## PROBLEM TO SOLVE
In the material below, find every line with "المحافظة" and pull it out.

Stored records:
-- Begin --
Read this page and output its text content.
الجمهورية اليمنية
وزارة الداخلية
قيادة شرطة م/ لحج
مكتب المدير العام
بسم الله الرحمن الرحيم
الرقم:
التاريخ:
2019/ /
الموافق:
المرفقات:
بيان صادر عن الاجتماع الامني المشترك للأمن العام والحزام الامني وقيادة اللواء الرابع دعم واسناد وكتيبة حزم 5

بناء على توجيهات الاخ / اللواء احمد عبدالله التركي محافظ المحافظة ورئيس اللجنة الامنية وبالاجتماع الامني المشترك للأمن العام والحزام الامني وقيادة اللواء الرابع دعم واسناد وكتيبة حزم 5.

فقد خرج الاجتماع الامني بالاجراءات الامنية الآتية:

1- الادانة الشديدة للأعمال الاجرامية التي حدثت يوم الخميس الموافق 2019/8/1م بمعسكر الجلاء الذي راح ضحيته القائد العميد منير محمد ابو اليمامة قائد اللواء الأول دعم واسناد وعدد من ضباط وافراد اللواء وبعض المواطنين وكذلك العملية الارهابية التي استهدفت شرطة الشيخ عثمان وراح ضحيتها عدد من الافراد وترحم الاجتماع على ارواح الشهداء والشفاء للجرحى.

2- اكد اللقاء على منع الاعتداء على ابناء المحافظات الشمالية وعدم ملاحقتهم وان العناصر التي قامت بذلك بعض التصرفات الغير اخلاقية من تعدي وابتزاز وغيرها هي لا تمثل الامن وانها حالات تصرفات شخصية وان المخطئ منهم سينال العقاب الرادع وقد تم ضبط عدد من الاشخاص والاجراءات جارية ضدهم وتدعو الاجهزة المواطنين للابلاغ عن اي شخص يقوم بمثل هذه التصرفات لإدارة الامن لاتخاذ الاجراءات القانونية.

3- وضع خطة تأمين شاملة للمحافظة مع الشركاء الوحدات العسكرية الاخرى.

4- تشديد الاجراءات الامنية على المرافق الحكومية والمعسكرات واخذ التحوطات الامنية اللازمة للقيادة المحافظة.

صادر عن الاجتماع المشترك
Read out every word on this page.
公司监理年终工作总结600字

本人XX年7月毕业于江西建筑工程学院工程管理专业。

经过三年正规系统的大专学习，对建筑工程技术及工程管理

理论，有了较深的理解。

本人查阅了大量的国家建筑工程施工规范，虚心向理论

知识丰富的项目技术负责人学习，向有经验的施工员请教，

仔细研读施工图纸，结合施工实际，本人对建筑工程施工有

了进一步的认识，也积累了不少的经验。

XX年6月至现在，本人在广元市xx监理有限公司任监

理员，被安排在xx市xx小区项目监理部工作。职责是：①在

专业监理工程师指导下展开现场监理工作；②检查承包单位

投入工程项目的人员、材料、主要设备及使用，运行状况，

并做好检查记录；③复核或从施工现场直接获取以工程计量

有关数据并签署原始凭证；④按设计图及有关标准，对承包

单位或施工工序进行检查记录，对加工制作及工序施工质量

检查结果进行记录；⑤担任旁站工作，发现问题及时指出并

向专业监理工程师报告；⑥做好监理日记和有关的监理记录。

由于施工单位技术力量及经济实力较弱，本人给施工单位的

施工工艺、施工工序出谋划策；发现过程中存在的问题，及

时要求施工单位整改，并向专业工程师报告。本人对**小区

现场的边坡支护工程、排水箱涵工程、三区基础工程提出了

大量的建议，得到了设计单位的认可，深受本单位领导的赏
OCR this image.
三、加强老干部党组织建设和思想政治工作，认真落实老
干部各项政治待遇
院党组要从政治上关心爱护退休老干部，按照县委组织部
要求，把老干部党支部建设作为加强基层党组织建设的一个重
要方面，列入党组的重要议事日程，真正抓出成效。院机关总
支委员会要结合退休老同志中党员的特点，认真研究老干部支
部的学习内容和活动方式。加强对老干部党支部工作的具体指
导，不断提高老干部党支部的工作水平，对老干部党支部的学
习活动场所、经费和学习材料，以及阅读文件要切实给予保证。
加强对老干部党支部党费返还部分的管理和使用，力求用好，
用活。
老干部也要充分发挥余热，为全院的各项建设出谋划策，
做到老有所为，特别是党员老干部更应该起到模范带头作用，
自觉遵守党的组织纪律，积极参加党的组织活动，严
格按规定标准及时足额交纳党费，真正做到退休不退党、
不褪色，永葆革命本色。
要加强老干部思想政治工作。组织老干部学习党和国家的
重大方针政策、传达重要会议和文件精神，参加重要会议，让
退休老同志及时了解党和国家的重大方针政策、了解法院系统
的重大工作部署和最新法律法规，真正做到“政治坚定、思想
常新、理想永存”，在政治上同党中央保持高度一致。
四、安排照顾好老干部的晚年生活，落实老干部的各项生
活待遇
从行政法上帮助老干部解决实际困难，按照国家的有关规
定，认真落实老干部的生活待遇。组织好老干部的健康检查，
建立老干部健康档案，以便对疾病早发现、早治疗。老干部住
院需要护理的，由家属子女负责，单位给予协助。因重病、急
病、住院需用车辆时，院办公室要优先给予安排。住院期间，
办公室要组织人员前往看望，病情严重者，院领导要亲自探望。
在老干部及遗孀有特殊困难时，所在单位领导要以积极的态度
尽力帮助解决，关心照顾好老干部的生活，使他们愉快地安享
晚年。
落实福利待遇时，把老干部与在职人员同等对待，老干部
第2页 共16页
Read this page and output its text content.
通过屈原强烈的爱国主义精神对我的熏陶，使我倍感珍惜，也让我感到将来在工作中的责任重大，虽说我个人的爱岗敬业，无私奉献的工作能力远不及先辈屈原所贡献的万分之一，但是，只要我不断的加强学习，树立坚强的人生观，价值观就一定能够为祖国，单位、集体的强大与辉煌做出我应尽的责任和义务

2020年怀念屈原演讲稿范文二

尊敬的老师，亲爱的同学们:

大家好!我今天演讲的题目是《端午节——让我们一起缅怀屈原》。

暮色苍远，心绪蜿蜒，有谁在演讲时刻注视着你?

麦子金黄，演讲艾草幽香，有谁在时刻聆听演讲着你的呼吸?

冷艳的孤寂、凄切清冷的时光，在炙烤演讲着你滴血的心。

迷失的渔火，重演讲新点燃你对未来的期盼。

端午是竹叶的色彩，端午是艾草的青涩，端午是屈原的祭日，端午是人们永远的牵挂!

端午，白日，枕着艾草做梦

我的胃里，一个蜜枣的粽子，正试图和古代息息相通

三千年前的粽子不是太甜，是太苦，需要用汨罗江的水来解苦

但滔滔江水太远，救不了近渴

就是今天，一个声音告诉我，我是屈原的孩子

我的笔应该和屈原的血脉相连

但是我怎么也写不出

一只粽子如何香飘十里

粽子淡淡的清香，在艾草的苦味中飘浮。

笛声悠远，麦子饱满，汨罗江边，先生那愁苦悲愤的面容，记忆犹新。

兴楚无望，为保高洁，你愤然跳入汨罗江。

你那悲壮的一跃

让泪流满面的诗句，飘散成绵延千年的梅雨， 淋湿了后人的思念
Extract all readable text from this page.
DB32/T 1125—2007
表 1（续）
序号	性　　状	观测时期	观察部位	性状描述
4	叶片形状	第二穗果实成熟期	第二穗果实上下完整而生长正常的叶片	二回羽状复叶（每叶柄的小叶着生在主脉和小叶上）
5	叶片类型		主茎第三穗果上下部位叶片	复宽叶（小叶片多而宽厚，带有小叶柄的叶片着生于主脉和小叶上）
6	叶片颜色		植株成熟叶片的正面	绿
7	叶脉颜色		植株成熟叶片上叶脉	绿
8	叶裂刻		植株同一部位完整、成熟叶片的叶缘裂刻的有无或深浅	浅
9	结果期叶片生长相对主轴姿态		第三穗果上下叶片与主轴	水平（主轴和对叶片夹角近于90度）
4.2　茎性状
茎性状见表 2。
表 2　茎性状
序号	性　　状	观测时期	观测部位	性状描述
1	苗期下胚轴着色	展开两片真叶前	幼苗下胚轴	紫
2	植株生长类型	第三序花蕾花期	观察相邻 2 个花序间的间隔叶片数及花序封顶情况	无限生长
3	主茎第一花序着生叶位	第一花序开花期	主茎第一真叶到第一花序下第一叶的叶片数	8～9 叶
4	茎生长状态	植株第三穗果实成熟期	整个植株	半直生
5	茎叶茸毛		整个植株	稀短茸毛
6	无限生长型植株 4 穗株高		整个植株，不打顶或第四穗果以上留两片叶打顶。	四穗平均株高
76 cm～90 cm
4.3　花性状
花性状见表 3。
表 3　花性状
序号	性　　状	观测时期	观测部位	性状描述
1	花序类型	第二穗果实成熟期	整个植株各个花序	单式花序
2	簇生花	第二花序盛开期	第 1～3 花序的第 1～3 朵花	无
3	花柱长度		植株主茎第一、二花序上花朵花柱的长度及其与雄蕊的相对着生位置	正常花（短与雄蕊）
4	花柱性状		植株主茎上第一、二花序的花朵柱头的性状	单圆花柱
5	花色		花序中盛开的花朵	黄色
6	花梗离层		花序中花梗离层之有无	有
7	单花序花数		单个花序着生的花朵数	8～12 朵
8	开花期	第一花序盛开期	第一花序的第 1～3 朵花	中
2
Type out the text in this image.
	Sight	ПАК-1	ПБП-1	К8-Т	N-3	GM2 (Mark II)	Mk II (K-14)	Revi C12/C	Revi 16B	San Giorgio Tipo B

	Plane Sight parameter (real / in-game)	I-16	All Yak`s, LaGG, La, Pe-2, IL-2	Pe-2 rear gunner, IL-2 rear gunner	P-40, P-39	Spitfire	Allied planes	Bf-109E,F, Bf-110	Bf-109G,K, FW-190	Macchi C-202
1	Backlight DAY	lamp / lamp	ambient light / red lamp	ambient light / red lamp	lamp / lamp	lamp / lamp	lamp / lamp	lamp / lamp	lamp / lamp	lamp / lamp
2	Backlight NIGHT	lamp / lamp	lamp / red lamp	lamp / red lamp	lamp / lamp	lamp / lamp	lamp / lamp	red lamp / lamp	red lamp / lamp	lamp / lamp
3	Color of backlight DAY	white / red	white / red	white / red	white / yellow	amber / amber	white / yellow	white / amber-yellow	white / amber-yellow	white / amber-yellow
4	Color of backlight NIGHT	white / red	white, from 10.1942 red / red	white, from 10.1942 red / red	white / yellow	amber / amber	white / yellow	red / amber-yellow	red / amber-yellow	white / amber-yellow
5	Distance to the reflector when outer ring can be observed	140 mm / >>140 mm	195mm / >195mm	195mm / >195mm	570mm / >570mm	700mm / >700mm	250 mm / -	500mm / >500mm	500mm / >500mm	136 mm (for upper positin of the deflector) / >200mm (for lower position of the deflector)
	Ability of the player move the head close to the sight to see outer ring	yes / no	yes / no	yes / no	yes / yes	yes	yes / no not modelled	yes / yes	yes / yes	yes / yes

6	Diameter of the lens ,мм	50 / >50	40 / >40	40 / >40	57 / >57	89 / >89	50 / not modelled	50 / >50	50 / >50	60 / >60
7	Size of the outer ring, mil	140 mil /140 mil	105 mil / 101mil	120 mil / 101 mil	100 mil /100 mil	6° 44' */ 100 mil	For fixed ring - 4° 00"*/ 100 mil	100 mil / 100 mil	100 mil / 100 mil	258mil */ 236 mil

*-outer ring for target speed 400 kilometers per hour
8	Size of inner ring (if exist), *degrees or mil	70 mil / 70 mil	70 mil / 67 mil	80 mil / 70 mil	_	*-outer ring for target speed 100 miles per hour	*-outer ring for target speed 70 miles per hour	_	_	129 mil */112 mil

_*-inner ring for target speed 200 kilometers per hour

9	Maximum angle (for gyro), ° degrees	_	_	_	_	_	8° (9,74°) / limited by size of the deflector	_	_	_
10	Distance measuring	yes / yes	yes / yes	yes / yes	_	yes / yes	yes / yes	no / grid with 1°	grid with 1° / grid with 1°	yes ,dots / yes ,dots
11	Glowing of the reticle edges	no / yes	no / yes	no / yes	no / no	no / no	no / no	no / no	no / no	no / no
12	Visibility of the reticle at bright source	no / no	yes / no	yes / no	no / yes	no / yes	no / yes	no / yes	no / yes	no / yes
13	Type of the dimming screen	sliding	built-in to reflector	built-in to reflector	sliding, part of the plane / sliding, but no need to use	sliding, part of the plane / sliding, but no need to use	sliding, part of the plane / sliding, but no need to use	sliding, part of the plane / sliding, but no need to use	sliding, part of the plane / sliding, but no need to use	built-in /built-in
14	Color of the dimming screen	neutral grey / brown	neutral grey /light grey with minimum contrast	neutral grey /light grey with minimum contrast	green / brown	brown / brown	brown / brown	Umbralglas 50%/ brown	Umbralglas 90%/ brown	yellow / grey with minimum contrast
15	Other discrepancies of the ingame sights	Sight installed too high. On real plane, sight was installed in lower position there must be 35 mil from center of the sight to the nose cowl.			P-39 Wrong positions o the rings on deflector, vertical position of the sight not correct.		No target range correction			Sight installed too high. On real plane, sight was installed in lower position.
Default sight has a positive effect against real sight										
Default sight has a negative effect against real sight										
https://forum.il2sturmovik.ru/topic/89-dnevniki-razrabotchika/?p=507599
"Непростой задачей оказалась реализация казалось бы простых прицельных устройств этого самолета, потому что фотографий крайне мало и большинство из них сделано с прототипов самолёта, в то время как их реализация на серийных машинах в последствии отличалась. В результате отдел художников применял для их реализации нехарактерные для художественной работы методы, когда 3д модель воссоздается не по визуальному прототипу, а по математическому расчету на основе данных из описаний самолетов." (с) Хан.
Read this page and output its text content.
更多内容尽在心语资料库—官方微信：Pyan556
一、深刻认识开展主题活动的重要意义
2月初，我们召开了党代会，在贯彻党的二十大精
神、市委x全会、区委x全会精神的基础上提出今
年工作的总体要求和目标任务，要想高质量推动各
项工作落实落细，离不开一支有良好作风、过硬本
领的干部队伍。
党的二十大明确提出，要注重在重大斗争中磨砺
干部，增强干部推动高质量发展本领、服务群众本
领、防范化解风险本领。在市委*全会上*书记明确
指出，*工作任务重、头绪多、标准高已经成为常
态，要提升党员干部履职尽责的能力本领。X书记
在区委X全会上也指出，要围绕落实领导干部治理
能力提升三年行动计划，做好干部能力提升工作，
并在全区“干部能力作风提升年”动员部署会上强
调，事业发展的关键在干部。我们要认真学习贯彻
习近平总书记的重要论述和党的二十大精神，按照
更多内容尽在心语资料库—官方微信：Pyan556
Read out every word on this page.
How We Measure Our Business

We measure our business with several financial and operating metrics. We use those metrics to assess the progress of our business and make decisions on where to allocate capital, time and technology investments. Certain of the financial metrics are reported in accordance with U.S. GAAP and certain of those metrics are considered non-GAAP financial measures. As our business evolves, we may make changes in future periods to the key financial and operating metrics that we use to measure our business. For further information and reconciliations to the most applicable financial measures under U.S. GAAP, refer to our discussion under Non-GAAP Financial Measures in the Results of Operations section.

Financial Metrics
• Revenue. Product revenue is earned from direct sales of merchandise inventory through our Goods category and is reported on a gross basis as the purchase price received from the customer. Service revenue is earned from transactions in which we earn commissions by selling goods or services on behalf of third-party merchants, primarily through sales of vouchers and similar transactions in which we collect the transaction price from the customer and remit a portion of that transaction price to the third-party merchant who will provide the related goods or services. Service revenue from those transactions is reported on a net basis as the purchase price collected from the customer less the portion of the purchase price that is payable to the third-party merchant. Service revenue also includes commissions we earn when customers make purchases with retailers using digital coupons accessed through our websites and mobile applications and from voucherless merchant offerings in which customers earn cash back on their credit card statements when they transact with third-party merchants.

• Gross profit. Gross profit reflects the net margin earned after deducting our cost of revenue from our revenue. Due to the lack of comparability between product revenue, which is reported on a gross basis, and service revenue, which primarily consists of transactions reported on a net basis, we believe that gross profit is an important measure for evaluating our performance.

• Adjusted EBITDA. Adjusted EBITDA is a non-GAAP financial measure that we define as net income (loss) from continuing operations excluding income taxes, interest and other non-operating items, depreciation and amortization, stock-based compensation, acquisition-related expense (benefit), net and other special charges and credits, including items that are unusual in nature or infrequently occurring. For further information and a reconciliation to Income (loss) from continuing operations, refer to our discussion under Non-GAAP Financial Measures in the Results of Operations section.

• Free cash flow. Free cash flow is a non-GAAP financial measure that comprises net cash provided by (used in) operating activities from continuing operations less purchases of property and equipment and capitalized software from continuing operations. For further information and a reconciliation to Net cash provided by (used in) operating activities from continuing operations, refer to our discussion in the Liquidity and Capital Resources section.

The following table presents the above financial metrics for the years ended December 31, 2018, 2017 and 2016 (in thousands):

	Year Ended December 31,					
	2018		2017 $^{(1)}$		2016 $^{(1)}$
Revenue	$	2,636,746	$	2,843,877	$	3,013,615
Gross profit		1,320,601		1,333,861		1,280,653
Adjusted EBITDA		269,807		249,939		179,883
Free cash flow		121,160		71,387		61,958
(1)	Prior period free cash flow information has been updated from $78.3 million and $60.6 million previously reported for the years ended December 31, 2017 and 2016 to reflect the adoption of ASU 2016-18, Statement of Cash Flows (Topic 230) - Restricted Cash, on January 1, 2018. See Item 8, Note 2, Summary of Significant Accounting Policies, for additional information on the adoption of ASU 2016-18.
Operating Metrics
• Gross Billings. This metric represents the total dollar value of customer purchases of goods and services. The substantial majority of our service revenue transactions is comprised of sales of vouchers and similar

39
-- End --
## FULL RESPONSE
بناء على توجيهات الاخ / اللواء احمد عبدالله التركي محافظ المحافظة ورئيس اللجنة الامنية وبالاجتماع الامني المشترك للأمن العام والحزام الامني وقيادة اللواء الرابع دعم واسناد وكتيبة حزم 5.
4- تشديد الاجراءات الامنية على المرافق الحكومية والمعسكرات واخذ التحوطات الامنية اللازمة للقيادة المحافظة.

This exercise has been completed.